Text segment
Figure 2. Range of p16^INK4a expression correlates with proliferative cell cycle arrest.

(A) Sorting strategy for GFP−high, low, and negative (hi/lo/neg) fibroblasts cells from uninjured INKBRITE lungs using GFP fluorescent intensity. (B) qPCR of p16^INK4A transcript in GFPhi/lo/neg populations (n=4, >2 experiments). (C) Histogram of CellTrace Far Red (CTFR) intensity in INKBRITE lung fibroblasts. (D) quantification of % cell cycle arrest based on percentage of cells with CTFR intensity of serum-deprived cells (n=4, >2 experiments). (E to I) Histology, FACS and quantification of CTFR+ transplanted INKBRITE fibroblasts into Bleomycin injured NGS™ mice (2 experiments, n=4). (J to L) IHC and quantification of BrdU incorporation into PDGFRα+ and GFP–(white arrows) or PDGFRα+ and GFP+ (green arrows) cells in vehicle or naphthalene-injured (14 dpi) lungs (n = 3 for vehicle, 6 for naphthalene). (M) GFP intensity distribution of EdU+ and EdU− fibroblast isolated from naphthalene injured lungs (14 dpi). (N) EdU uptake Index (%EdU+/%EdU−) of GFPhi/lo/neg fibroblast populations in vehicle and naphthalene treated (14 dpi) fibroblasts (n = 5 per condition, 2 experiments). (O) CTFR retention in GFP+ fibroblasts of 2m, 12m, and 25m old INKBRITE lungs (n = 3 per timepoint, 2 experiments). AW = airway, dpi = days post injury. Each point in graph represents one animal with mean ± s.e.m. All p values determined by one-tailed t-test or two-way ANOVA when applicable. * p<0.05, ** p<0.01, *** p<0.001, **** p<0.0001.

Exercise description
Render this sentence from the figure caption in Spanish: "All p values determined by one-tailed t-test or two-way ANOVA when applicable."

Data records

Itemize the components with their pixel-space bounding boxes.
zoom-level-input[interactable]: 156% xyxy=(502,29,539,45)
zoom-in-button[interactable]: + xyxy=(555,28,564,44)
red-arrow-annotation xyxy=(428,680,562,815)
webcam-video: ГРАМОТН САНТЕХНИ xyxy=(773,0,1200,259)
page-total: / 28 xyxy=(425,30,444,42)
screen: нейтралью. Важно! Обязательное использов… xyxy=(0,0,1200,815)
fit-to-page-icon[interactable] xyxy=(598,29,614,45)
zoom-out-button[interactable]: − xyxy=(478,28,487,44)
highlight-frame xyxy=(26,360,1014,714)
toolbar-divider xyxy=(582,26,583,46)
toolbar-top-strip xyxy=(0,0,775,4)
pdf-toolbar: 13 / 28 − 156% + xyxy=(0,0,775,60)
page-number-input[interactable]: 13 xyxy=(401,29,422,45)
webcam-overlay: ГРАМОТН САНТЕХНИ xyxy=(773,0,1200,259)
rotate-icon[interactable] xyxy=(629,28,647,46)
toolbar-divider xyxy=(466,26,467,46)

Answer space
Todos los valores de p se determinaron mediante la prueba t de una cola o ANOVA de dos vías, según correspondiera.